+++ Items +++

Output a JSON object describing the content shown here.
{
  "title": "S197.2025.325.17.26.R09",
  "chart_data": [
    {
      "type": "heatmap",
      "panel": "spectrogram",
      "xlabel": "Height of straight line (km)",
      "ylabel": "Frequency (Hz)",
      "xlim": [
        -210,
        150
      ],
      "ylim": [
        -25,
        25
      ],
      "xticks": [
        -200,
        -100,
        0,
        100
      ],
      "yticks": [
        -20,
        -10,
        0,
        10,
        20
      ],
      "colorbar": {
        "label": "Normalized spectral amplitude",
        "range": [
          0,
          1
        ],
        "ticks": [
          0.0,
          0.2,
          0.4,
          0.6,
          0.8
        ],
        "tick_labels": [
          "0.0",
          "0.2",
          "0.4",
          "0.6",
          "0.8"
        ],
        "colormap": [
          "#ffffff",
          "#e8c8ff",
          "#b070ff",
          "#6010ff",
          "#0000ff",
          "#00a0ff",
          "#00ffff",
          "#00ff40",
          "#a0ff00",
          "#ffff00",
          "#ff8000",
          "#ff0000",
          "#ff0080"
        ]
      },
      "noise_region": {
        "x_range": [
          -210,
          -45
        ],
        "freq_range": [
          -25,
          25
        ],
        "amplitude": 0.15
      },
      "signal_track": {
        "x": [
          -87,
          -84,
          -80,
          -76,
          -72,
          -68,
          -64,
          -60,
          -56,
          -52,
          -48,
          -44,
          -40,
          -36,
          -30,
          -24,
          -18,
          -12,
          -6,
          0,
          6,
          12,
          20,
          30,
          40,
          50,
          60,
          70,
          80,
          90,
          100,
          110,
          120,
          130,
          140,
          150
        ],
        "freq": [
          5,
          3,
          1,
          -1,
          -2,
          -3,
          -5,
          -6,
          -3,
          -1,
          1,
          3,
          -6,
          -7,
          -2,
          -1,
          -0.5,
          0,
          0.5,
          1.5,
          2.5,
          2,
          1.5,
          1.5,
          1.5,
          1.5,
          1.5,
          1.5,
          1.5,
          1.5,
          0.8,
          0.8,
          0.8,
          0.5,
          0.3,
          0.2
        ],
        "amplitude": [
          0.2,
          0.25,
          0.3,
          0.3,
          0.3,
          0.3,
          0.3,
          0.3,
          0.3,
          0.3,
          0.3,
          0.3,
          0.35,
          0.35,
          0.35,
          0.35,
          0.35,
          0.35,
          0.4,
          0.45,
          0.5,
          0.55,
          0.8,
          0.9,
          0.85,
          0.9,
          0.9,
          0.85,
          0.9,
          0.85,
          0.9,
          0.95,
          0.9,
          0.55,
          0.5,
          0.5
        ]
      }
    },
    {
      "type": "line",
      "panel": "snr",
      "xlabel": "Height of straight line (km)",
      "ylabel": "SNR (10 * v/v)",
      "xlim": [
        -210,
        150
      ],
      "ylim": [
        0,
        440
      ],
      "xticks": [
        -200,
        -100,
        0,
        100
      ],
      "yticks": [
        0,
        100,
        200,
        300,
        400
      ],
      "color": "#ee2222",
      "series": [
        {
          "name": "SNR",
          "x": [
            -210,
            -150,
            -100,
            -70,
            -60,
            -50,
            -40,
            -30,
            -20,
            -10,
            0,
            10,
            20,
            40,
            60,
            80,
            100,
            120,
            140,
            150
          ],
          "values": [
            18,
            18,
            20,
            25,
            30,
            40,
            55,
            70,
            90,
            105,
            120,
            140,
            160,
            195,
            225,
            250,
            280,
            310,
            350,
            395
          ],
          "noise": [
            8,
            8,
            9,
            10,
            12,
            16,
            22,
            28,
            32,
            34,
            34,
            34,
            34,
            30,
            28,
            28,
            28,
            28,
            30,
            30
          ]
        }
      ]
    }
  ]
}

+++

**Problem details**
Exact copies of all the records are required.

**Expected answer**
Output a JSON object describing the content shown here.
{
  "title": "S197.2025.325.17.26.R09",
  "chart_data": [
    {
      "type": "heatmap",
      "panel": "spectrogram",
      "xlabel": "Height of straight line (km)",
      "ylabel": "Frequency (Hz)",
      "xlim": [
        -210,
        150
      ],
      "ylim": [
        -25,
        25
      ],
      "xticks": [
        -200,
        -100,
        0,
        100
      ],
      "yticks": [
        -20,
        -10,
        0,
        10,
        20
      ],
      "colorbar": {
        "label": "Normalized spectral amplitude",
        "range": [
          0,
          1
        ],
        "ticks": [
          0.0,
          0.2,
          0.4,
          0.6,
          0.8
        ],
        "tick_labels": [
          "0.0",
          "0.2",
          "0.4",
          "0.6",
          "0.8"
        ],
        "colormap": [
          "#ffffff",
          "#e8c8ff",
          "#b070ff",
          "#6010ff",
          "#0000ff",
          "#00a0ff",
          "#00ffff",
          "#00ff40",
          "#a0ff00",
          "#ffff00",
          "#ff8000",
          "#ff0000",
          "#ff0080"
        ]
      },
      "noise_region": {
        "x_range": [
          -210,
          -45
        ],
        "freq_range": [
          -25,
          25
        ],
        "amplitude": 0.15
      },
      "signal_track": {
        "x": [
          -87,
          -84,
          -80,
          -76,
          -72,
          -68,
          -64,
          -60,
          -56,
          -52,
          -48,
          -44,
          -40,
          -36,
          -30,
          -24,
          -18,
          -12,
          -6,
          0,
          6,
          12,
          20,
          30,
          40,
          50,
          60,
          70,
          80,
          90,
          100,
          110,
          120,
          130,
          140,
          150
        ],
        "freq": [
          5,
          3,
          1,
          -1,
          -2,
          -3,
          -5,
          -6,
          -3,
          -1,
          1,
          3,
          -6,
          -7,
          -2,
          -1,
          -0.5,
          0,
          0.5,
          1.5,
          2.5,
          2,
          1.5,
          1.5,
          1.5,
          1.5,
          1.5,
          1.5,
          1.5,
          1.5,
          0.8,
          0.8,
          0.8,
          0.5,
          0.3,
          0.2
        ],
        "amplitude": [
          0.2,
          0.25,
          0.3,
          0.3,
          0.3,
          0.3,
          0.3,
          0.3,
          0.3,
          0.3,
          0.3,
          0.3,
          0.35,
          0.35,
          0.35,
          0.35,
          0.35,
          0.35,
          0.4,
          0.45,
          0.5,
          0.55,
          0.8,
          0.9,
          0.85,
          0.9,
          0.9,
          0.85,
          0.9,
          0.85,
          0.9,
          0.95,
          0.9,
          0.55,
          0.5,
          0.5
        ]
      }
    },
    {
      "type": "line",
      "panel": "snr",
      "xlabel": "Height of straight line (km)",
      "ylabel": "SNR (10 * v/v)",
      "xlim": [
        -210,
        150
      ],
      "ylim": [
        0,
        440
      ],
      "xticks": [
        -200,
        -100,
        0,
        100
      ],
      "yticks": [
        0,
        100,
        200,
        300,
        400
      ],
      "color": "#ee2222",
      "series": [
        {
          "name": "SNR",
          "x": [
            -210,
            -150,
            -100,
            -70,
            -60,
            -50,
            -40,
            -30,
            -20,
            -10,
            0,
            10,
            20,
            40,
            60,
            80,
            100,
            120,
            140,
            150
          ],
          "values": [
            18,
            18,
            20,
            25,
            30,
            40,
            55,
            70,
            90,
            105,
            120,
            140,
            160,
            195,
            225,
            250,
            280,
            310,
            350,
            395
          ],
          "noise": [
            8,
            8,
            9,
            10,
            12,
            16,
            22,
            28,
            32,
            34,
            34,
            34,
            34,
            30,
            28,
            28,
            28,
            28,
            30,
            30
          ]
        }
      ]
    }
  ]
}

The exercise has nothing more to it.